What is asked: In the data below, locate each line with the word "External" and list it.
########
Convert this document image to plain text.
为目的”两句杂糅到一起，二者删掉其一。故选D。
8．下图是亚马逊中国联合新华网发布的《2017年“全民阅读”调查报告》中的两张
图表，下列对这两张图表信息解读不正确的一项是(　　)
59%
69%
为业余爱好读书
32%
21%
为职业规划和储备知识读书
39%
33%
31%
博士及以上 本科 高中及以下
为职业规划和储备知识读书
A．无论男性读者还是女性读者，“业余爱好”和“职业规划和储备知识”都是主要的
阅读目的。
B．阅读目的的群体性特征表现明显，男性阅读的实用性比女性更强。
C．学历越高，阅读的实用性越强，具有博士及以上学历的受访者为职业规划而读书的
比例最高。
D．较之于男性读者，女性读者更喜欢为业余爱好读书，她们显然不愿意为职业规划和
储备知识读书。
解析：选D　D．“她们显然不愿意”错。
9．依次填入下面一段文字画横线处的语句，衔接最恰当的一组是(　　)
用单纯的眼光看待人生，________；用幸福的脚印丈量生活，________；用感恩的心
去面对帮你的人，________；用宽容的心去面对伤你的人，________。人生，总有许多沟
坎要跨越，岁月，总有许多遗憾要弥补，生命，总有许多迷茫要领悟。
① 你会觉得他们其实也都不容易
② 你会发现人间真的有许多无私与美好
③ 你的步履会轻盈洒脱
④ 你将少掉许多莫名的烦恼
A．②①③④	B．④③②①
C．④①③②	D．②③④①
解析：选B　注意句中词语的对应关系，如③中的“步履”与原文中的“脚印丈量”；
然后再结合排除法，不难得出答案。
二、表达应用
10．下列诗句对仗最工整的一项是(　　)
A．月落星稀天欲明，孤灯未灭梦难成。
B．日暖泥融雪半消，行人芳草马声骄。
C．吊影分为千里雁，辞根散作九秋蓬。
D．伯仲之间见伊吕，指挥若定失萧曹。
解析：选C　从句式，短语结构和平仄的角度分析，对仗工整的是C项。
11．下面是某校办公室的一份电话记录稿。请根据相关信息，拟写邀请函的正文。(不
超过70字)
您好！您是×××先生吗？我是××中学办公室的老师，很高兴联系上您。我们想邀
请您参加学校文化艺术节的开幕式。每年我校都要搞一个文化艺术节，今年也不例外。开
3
########
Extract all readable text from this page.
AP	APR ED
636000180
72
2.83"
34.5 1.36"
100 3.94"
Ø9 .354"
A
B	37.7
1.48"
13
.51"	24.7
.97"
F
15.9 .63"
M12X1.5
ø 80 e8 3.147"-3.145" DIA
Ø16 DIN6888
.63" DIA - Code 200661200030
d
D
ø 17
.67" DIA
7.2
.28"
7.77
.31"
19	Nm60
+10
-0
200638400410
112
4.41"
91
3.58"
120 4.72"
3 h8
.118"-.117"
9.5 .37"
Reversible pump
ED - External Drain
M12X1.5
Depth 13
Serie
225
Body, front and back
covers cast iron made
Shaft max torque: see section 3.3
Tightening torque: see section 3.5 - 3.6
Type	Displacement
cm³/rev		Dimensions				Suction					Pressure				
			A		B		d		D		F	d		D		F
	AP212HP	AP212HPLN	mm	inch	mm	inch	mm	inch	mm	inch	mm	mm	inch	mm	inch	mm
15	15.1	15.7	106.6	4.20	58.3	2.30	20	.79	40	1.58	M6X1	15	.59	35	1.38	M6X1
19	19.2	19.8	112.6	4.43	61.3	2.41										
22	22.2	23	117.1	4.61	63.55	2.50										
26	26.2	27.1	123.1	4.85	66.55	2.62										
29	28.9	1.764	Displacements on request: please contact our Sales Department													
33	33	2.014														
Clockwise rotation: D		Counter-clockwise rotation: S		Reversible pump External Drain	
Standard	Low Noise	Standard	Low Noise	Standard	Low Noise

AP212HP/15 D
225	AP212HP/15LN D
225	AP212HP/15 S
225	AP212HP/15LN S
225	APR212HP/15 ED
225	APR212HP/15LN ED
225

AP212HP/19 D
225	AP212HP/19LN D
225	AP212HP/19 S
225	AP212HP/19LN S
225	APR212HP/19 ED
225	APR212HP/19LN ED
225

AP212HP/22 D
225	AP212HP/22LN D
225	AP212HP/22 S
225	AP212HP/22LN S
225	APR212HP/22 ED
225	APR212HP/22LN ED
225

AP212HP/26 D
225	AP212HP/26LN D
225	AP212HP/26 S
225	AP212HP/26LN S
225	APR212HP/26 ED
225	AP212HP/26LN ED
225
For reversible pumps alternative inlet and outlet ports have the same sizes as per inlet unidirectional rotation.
########
Expected answer:
ED - External Drain
Clockwise rotation: D		Counter-clockwise rotation: S		Reversible pump External Drain	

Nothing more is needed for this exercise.